- _WORK REQUIRED_
All the entries need to be quoted exactly, apart from the pictures, which you should drop.

>> START RECORD EXCERPTS

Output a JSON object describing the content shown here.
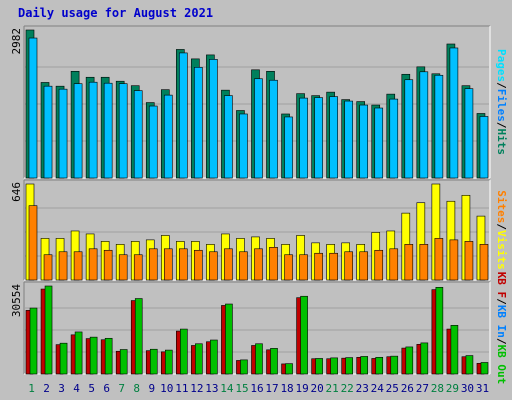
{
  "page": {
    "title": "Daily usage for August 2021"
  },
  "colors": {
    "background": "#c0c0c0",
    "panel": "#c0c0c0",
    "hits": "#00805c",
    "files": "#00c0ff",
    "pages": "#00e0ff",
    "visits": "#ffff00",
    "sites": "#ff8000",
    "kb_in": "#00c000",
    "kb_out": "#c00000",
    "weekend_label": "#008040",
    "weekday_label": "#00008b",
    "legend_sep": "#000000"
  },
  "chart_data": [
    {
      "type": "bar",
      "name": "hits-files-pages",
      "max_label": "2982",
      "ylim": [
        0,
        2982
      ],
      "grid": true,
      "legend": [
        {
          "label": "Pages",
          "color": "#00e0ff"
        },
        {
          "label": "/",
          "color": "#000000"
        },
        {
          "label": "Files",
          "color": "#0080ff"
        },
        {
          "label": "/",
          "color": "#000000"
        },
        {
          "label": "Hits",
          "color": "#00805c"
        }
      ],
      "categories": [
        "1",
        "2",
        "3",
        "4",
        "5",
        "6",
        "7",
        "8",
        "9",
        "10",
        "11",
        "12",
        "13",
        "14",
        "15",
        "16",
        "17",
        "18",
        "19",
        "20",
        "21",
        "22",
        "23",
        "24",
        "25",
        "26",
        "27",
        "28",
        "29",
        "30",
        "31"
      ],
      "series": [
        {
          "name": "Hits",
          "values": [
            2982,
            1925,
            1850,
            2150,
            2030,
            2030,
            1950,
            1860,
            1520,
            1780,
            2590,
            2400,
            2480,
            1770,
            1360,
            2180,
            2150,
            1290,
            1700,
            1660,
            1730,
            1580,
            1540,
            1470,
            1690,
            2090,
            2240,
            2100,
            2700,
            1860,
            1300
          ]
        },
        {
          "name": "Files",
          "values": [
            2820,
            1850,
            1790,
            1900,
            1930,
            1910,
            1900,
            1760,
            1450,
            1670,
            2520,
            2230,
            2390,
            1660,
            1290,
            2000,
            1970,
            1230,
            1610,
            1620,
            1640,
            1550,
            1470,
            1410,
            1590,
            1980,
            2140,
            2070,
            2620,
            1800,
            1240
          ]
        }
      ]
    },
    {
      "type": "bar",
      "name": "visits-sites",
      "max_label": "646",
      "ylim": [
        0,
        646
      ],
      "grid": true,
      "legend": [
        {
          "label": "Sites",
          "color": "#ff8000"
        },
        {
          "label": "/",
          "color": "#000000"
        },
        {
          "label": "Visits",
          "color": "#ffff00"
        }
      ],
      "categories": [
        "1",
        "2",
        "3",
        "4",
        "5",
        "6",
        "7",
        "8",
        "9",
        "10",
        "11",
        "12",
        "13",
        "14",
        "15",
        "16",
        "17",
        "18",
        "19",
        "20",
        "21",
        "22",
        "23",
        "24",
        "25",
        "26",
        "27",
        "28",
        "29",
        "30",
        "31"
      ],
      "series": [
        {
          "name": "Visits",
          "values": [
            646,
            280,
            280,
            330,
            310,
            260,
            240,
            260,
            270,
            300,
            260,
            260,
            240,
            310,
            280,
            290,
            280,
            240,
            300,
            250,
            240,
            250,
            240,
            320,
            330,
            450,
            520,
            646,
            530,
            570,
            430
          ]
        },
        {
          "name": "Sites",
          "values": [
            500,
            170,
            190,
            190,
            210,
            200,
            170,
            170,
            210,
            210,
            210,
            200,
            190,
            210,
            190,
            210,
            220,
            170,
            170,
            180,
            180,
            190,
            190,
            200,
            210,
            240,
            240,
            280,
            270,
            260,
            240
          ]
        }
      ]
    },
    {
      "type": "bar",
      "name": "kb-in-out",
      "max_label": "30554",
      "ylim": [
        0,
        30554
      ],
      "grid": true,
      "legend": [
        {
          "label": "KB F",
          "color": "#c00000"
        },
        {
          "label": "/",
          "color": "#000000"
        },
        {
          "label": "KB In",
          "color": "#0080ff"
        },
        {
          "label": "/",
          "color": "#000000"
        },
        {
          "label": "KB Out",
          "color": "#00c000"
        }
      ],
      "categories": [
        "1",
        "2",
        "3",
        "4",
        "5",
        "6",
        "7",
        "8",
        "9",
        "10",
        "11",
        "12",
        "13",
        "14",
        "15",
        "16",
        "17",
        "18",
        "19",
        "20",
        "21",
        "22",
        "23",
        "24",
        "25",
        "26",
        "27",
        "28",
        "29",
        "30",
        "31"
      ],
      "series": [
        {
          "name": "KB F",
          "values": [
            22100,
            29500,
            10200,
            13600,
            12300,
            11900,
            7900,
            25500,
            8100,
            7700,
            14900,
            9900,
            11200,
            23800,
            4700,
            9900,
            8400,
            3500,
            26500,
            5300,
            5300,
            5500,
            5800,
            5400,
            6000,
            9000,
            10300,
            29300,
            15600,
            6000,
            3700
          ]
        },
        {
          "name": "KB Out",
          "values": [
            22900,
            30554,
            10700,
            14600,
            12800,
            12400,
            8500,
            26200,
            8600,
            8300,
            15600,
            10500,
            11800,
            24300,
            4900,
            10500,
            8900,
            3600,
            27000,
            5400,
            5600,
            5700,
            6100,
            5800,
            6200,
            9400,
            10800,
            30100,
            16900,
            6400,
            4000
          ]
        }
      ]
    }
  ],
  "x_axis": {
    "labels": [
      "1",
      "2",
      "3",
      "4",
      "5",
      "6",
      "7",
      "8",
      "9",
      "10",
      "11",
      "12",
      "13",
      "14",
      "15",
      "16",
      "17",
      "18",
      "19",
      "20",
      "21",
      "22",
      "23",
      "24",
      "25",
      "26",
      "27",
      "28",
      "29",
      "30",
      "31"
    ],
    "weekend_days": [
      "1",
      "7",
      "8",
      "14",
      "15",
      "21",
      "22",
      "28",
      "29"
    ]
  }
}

>> END RECORD EXCERPTS

- _TASK ANSWER_
Output a JSON object describing the content shown here.
{
  "page": {
    "title": "Daily usage for August 2021"
  },
  "colors": {
    "background": "#c0c0c0",
    "panel": "#c0c0c0",
    "hits": "#00805c",
    "files": "#00c0ff",
    "pages": "#00e0ff",
    "visits": "#ffff00",
    "sites": "#ff8000",
    "kb_in": "#00c000",
    "kb_out": "#c00000",
    "weekend_label": "#008040",
    "weekday_label": "#00008b",
    "legend_sep": "#000000"
  },
  "chart_data": [
    {
      "type": "bar",
      "name": "hits-files-pages",
      "max_label": "2982",
      "ylim": [
        0,
        2982
      ],
      "grid": true,
      "legend": [
        {
          "label": "Pages",
          "color": "#00e0ff"
        },
        {
          "label": "/",
          "color": "#000000"
        },
        {
          "label": "Files",
          "color": "#0080ff"
        },
        {
          "label": "/",
          "color": "#000000"
        },
        {
          "label": "Hits",
          "color": "#00805c"
        }
      ],
      "categories": [
        "1",
        "2",
        "3",
        "4",
        "5",
        "6",
        "7",
        "8",
        "9",
        "10",
        "11",
        "12",
        "13",
        "14",
        "15",
        "16",
        "17",
        "18",
        "19",
        "20",
        "21",
        "22",
        "23",
        "24",
        "25",
        "26",
        "27",
        "28",
        "29",
        "30",
        "31"
      ],
      "series": [
        {
          "name": "Hits",
          "values": [
            2982,
            1925,
            1850,
            2150,
            2030,
            2030,
            1950,
            1860,
            1520,
            1780,
            2590,
            2400,
            2480,
            1770,
            1360,
            2180,
            2150,
            1290,
            1700,
            1660,
            1730,
            1580,
            1540,
            1470,
            1690,
            2090,
            2240,
            2100,
            2700,
            1860,
            1300
          ]
        },
        {
          "name": "Files",
          "values": [
            2820,
            1850,
            1790,
            1900,
            1930,
            1910,
            1900,
            1760,
            1450,
            1670,
            2520,
            2230,
            2390,
            1660,
            1290,
            2000,
            1970,
            1230,
            1610,
            1620,
            1640,
            1550,
            1470,
            1410,
            1590,
            1980,
            2140,
            2070,
            2620,
            1800,
            1240
          ]
        }
      ]
    },
    {
      "type": "bar",
      "name": "visits-sites",
      "max_label": "646",
      "ylim": [
        0,
        646
      ],
      "grid": true,
      "legend": [
        {
          "label": "Sites",
          "color": "#ff8000"
        },
        {
          "label": "/",
          "color": "#000000"
        },
        {
          "label": "Visits",
          "color": "#ffff00"
        }
      ],
      "categories": [
        "1",
        "2",
        "3",
        "4",
        "5",
        "6",
        "7",
        "8",
        "9",
        "10",
        "11",
        "12",
        "13",
        "14",
        "15",
        "16",
        "17",
        "18",
        "19",
        "20",
        "21",
        "22",
        "23",
        "24",
        "25",
        "26",
        "27",
        "28",
        "29",
        "30",
        "31"
      ],
      "series": [
        {
          "name": "Visits",
          "values": [
            646,
            280,
            280,
            330,
            310,
            260,
            240,
            260,
            270,
            300,
            260,
            260,
            240,
            310,
            280,
            290,
            280,
            240,
            300,
            250,
            240,
            250,
            240,
            320,
            330,
            450,
            520,
            646,
            530,
            570,
            430
          ]
        },
        {
          "name": "Sites",
          "values": [
            500,
            170,
            190,
            190,
            210,
            200,
            170,
            170,
            210,
            210,
            210,
            200,
            190,
            210,
            190,
            210,
            220,
            170,
            170,
            180,
            180,
            190,
            190,
            200,
            210,
            240,
            240,
            280,
            270,
            260,
            240
          ]
        }
      ]
    },
    {
      "type": "bar",
      "name": "kb-in-out",
      "max_label": "30554",
      "ylim": [
        0,
        30554
      ],
      "grid": true,
      "legend": [
        {
          "label": "KB F",
          "color": "#c00000"
        },
        {
          "label": "/",
          "color": "#000000"
        },
        {
          "label": "KB In",
          "color": "#0080ff"
        },
        {
          "label": "/",
          "color": "#000000"
        },
        {
          "label": "KB Out",
          "color": "#00c000"
        }
      ],
      "categories": [
        "1",
        "2",
        "3",
        "4",
        "5",
        "6",
        "7",
        "8",
        "9",
        "10",
        "11",
        "12",
        "13",
        "14",
        "15",
        "16",
        "17",
        "18",
        "19",
        "20",
        "21",
        "22",
        "23",
        "24",
        "25",
        "26",
        "27",
        "28",
        "29",
        "30",
        "31"
      ],
      "series": [
        {
          "name": "KB F",
          "values": [
            22100,
            29500,
            10200,
            13600,
            12300,
            11900,
            7900,
            25500,
            8100,
            7700,
            14900,
            9900,
            11200,
            23800,
            4700,
            9900,
            8400,
            3500,
            26500,
            5300,
            5300,
            5500,
            5800,
            5400,
            6000,
            9000,
            10300,
            29300,
            15600,
            6000,
            3700
          ]
        },
        {
          "name": "KB Out",
          "values": [
            22900,
            30554,
            10700,
            14600,
            12800,
            12400,
            8500,
            26200,
            8600,
            8300,
            15600,
            10500,
            11800,
            24300,
            4900,
            10500,
            8900,
            3600,
            27000,
            5400,
            5600,
            5700,
            6100,
            5800,
            6200,
            9400,
            10800,
            30100,
            16900,
            6400,
            4000
          ]
        }
      ]
    }
  ],
  "x_axis": {
    "labels": [
      "1",
      "2",
      "3",
      "4",
      "5",
      "6",
      "7",
      "8",
      "9",
      "10",
      "11",
      "12",
      "13",
      "14",
      "15",
      "16",
      "17",
      "18",
      "19",
      "20",
      "21",
      "22",
      "23",
      "24",
      "25",
      "26",
      "27",
      "28",
      "29",
      "30",
      "31"
    ],
    "weekend_days": [
      "1",
      "7",
      "8",
      "14",
      "15",
      "21",
      "22",
      "28",
      "29"
    ]
  }
}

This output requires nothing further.